-- What the task requires --
No images are to be carried over; print all other material exactly as it stands.

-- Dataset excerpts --
::::

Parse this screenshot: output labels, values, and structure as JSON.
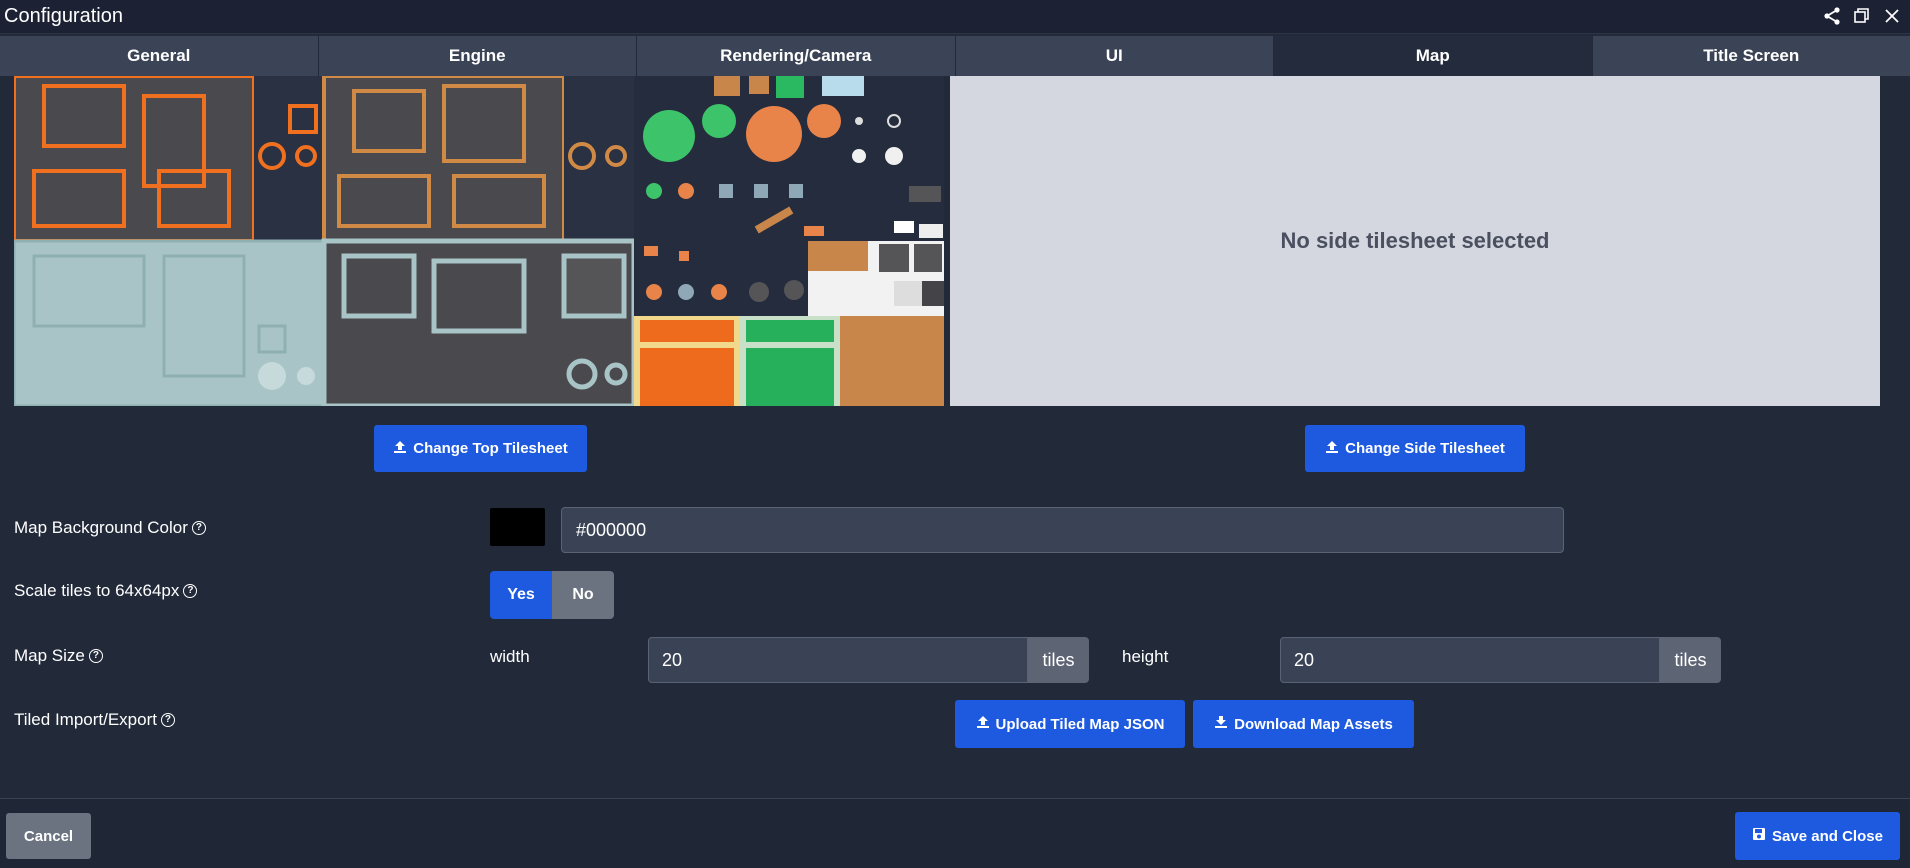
{
  "window": {
    "title": "Configuration"
  },
  "tabs": [
    {
      "label": "General"
    },
    {
      "label": "Engine"
    },
    {
      "label": "Rendering/Camera"
    },
    {
      "label": "UI"
    },
    {
      "label": "Map"
    },
    {
      "label": "Title Screen"
    }
  ],
  "tilesheets": {
    "side_empty_message": "No side tilesheet selected",
    "change_top_label": "Change Top Tilesheet",
    "change_side_label": "Change Side Tilesheet"
  },
  "map_background": {
    "label": "Map Background Color",
    "value": "#000000",
    "swatch_color": "#000000"
  },
  "scale_tiles": {
    "label": "Scale tiles to 64x64px",
    "yes_label": "Yes",
    "no_label": "No",
    "selected": "Yes"
  },
  "map_size": {
    "label": "Map Size",
    "width_label": "width",
    "width_value": "20",
    "height_label": "height",
    "height_value": "20",
    "unit": "tiles"
  },
  "tiled": {
    "label": "Tiled Import/Export",
    "upload_label": "Upload Tiled Map JSON",
    "download_label": "Download Map Assets"
  },
  "footer": {
    "cancel_label": "Cancel",
    "save_label": "Save and Close"
  },
  "colors": {
    "accent": "#1d5ae0",
    "background": "#222a3a",
    "input_bg": "#3a4255"
  }
}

::::

-- Correct answer --
Parse this screenshot: output labels, values, and structure as JSON.
{
  "window": {
    "title": "Configuration"
  },
  "tabs": [
    {
      "label": "General"
    },
    {
      "label": "Engine"
    },
    {
      "label": "Rendering/Camera"
    },
    {
      "label": "UI"
    },
    {
      "label": "Map"
    },
    {
      "label": "Title Screen"
    }
  ],
  "tilesheets": {
    "side_empty_message": "No side tilesheet selected",
    "change_top_label": "Change Top Tilesheet",
    "change_side_label": "Change Side Tilesheet"
  },
  "map_background": {
    "label": "Map Background Color",
    "value": "#000000",
    "swatch_color": "#000000"
  },
  "scale_tiles": {
    "label": "Scale tiles to 64x64px",
    "yes_label": "Yes",
    "no_label": "No",
    "selected": "Yes"
  },
  "map_size": {
    "label": "Map Size",
    "width_label": "width",
    "width_value": "20",
    "height_label": "height",
    "height_value": "20",
    "unit": "tiles"
  },
  "tiled": {
    "label": "Tiled Import/Export",
    "upload_label": "Upload Tiled Map JSON",
    "download_label": "Download Map Assets"
  },
  "footer": {
    "cancel_label": "Cancel",
    "save_label": "Save and Close"
  },
  "colors": {
    "accent": "#1d5ae0",
    "background": "#222a3a",
    "input_bg": "#3a4255"
  }
}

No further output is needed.